▶ **Task to complete**: Report how many lines of the following entries include the string "about"; respond with the number alone.

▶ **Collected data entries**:
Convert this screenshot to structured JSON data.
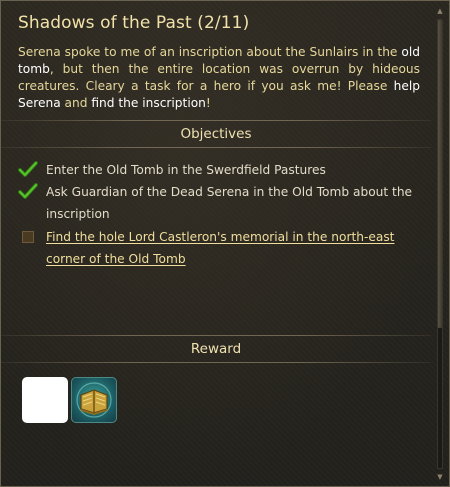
{
  "quest": {
    "title": "Shadows of the Past (2/11)",
    "description_parts": {
      "p1": "Serena spoke to me of an inscription about the Sunlairs in the ",
      "h1": "old tomb",
      "p2": ", but then the entire location was overrun by hideous creatures. Cleary a task for a hero if you ask me! Please ",
      "h2": "help Serena",
      "p3": " and ",
      "h3": "find the inscription",
      "p4": "!"
    }
  },
  "sections": {
    "objectives": "Objectives",
    "reward": "Reward"
  },
  "objectives": [
    {
      "text": "Enter the Old Tomb in the Swerdfield Pastures",
      "completed": true
    },
    {
      "text": "Ask Guardian of the Dead Serena in the Old Tomb about the inscription",
      "completed": true
    },
    {
      "text": "Find the hole Lord Castleron's memorial in the north-east corner of the Old Tomb",
      "completed": false
    }
  ],
  "rewards": [
    {
      "icon": "blank-slot-icon"
    },
    {
      "icon": "spellbook-icon"
    }
  ],
  "colors": {
    "title": "#f2e2a9",
    "description": "#e6d79a",
    "highlight": "#ffffff",
    "active_objective": "#f0de9d",
    "check_green": "#4fb82a"
  },
  "scroll_position": 0.0
}
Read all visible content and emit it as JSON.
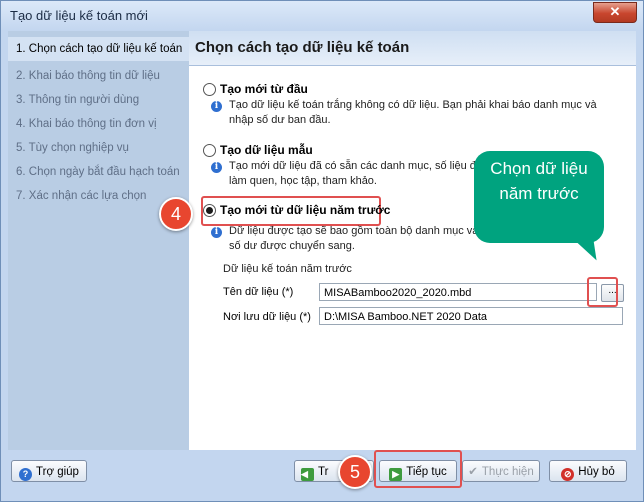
{
  "window": {
    "title": "Tạo dữ liệu kế toán mới",
    "close_label": "✕"
  },
  "sidebar": {
    "steps": [
      "1. Chọn cách tạo dữ liệu kế toán",
      "2. Khai báo thông tin dữ liệu",
      "3. Thông tin người dùng",
      "4. Khai báo thông tin đơn vị",
      "5. Tùy chọn nghiệp vụ",
      "6. Chọn ngày bắt đầu hạch toán",
      "7. Xác nhận các lựa chọn"
    ]
  },
  "main": {
    "heading": "Chọn cách tạo dữ liệu kế toán",
    "options": [
      {
        "label": "Tạo mới từ đầu",
        "desc": "Tạo dữ liệu kế toán trắng không có dữ liệu. Bạn phải khai báo danh mục và nhập số dư ban đầu.",
        "selected": false
      },
      {
        "label": "Tạo dữ liệu mẫu",
        "desc": "Tạo mới dữ liệu đã có sẵn các danh mục, số liệu để làm quen, học tập, tham khảo.",
        "selected": false
      },
      {
        "label": "Tạo mới từ dữ liệu năm trước",
        "desc": "Dữ liệu được tạo sẽ bao gồm toàn bộ danh mục và số dư được chuyển sang.",
        "selected": true
      }
    ],
    "group_label": "Dữ liệu kế toán năm trước",
    "data_name_label": "Tên dữ liệu (*)",
    "data_name_value": "MISABamboo2020_2020.mbd",
    "browse_label": "...",
    "location_label": "Nơi lưu dữ liệu (*)",
    "location_value": "D:\\MISA Bamboo.NET 2020 Data"
  },
  "annotations": {
    "callout_text": "Chọn dữ liệu năm trước",
    "badge_4": "4",
    "badge_5": "5"
  },
  "footer": {
    "help_label": "Trợ giúp",
    "back_label": "Trở lại",
    "back_visible": "Tr",
    "next_label": "Tiếp tục",
    "finish_label": "Thực hiện",
    "cancel_label": "Hủy bỏ"
  },
  "colors": {
    "callout": "#00a37f",
    "badge": "#e8462f",
    "highlight": "#e05050"
  }
}
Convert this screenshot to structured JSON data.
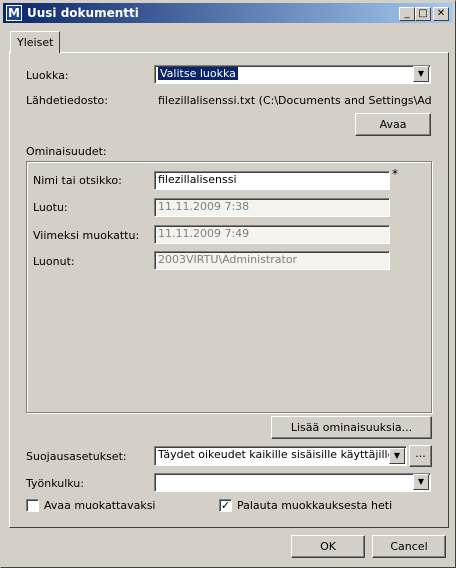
{
  "window": {
    "title": "Uusi dokumentti",
    "icon": "M",
    "controls": {
      "minimize": "_",
      "maximize": "□",
      "close": "✕"
    }
  },
  "tabs": [
    {
      "label": "Yleiset"
    }
  ],
  "form": {
    "class_label": "Luokka:",
    "class_value": "Valitse luokka",
    "source_label": "Lähdetiedosto:",
    "source_value": "filezillalisenssi.txt  (C:\\Documents and Settings\\Administ",
    "open_button": "Avaa"
  },
  "properties": {
    "group_label": "Ominaisuudet:",
    "rows": [
      {
        "label": "Nimi tai otsikko:",
        "value": "filezillalisenssi",
        "required": "*"
      },
      {
        "label": "Luotu:",
        "value": "11.11.2009 7:38"
      },
      {
        "label": "Viimeksi muokattu:",
        "value": "11.11.2009 7:49"
      },
      {
        "label": "Luonut:",
        "value": "2003VIRTU\\Administrator"
      }
    ],
    "add_button": "Lisää ominaisuuksia..."
  },
  "security": {
    "label": "Suojausasetukset:",
    "value": "Täydet oikeudet kaikille sisäisille käyttäjille",
    "more_button": "..."
  },
  "workflow": {
    "label": "Työnkulku:",
    "value": ""
  },
  "checkboxes": {
    "open_editable": {
      "label": "Avaa muokattavaksi",
      "checked": false
    },
    "restore_edit": {
      "label": "Palauta muokkauksesta heti",
      "checked": true
    }
  },
  "buttons": {
    "ok": "OK",
    "cancel": "Cancel"
  }
}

▶ **Completed task**: 2